• **Task statement**
Output all of the entries exactly as written.

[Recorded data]
[Begin]

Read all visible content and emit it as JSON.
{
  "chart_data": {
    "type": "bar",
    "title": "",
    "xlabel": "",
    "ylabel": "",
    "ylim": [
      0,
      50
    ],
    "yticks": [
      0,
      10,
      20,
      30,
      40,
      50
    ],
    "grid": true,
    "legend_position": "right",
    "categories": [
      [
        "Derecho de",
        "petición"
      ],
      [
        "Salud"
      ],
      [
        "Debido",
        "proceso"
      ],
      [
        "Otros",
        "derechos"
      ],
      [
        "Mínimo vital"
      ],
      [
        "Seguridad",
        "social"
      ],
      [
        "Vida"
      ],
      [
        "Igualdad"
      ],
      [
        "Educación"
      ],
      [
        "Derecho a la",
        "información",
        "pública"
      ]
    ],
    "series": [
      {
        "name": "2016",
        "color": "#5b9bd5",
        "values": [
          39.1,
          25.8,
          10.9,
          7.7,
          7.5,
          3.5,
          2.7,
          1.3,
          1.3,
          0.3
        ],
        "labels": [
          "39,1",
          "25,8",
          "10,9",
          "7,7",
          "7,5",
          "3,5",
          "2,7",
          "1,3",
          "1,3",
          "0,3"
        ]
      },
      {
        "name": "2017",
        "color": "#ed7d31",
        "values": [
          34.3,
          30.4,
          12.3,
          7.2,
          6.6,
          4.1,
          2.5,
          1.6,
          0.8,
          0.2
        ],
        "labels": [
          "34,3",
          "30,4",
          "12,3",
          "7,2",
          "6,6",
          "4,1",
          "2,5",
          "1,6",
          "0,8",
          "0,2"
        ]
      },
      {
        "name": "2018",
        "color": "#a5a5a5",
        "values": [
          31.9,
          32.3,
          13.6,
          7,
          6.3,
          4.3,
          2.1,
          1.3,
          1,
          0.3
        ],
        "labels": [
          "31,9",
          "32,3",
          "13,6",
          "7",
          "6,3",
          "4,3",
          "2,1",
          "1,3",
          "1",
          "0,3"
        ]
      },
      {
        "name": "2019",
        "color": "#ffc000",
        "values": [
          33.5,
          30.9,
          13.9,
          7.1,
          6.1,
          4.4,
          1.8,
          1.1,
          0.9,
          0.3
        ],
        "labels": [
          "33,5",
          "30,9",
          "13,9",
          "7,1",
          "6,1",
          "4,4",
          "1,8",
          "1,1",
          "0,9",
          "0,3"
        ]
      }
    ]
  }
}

[End]

• **Reply to the exercise**
Read all visible content and emit it as JSON.
{
  "chart_data": {
    "type": "bar",
    "title": "",
    "xlabel": "",
    "ylabel": "",
    "ylim": [
      0,
      50
    ],
    "yticks": [
      0,
      10,
      20,
      30,
      40,
      50
    ],
    "grid": true,
    "legend_position": "right",
    "categories": [
      [
        "Derecho de",
        "petición"
      ],
      [
        "Salud"
      ],
      [
        "Debido",
        "proceso"
      ],
      [
        "Otros",
        "derechos"
      ],
      [
        "Mínimo vital"
      ],
      [
        "Seguridad",
        "social"
      ],
      [
        "Vida"
      ],
      [
        "Igualdad"
      ],
      [
        "Educación"
      ],
      [
        "Derecho a la",
        "información",
        "pública"
      ]
    ],
    "series": [
      {
        "name": "2016",
        "color": "#5b9bd5",
        "values": [
          39.1,
          25.8,
          10.9,
          7.7,
          7.5,
          3.5,
          2.7,
          1.3,
          1.3,
          0.3
        ],
        "labels": [
          "39,1",
          "25,8",
          "10,9",
          "7,7",
          "7,5",
          "3,5",
          "2,7",
          "1,3",
          "1,3",
          "0,3"
        ]
      },
      {
        "name": "2017",
        "color": "#ed7d31",
        "values": [
          34.3,
          30.4,
          12.3,
          7.2,
          6.6,
          4.1,
          2.5,
          1.6,
          0.8,
          0.2
        ],
        "labels": [
          "34,3",
          "30,4",
          "12,3",
          "7,2",
          "6,6",
          "4,1",
          "2,5",
          "1,6",
          "0,8",
          "0,2"
        ]
      },
      {
        "name": "2018",
        "color": "#a5a5a5",
        "values": [
          31.9,
          32.3,
          13.6,
          7,
          6.3,
          4.3,
          2.1,
          1.3,
          1,
          0.3
        ],
        "labels": [
          "31,9",
          "32,3",
          "13,6",
          "7",
          "6,3",
          "4,3",
          "2,1",
          "1,3",
          "1",
          "0,3"
        ]
      },
      {
        "name": "2019",
        "color": "#ffc000",
        "values": [
          33.5,
          30.9,
          13.9,
          7.1,
          6.1,
          4.4,
          1.8,
          1.1,
          0.9,
          0.3
        ],
        "labels": [
          "33,5",
          "30,9",
          "13,9",
          "7,1",
          "6,1",
          "4,4",
          "1,8",
          "1,1",
          "0,9",
          "0,3"
        ]
      }
    ]
  }
}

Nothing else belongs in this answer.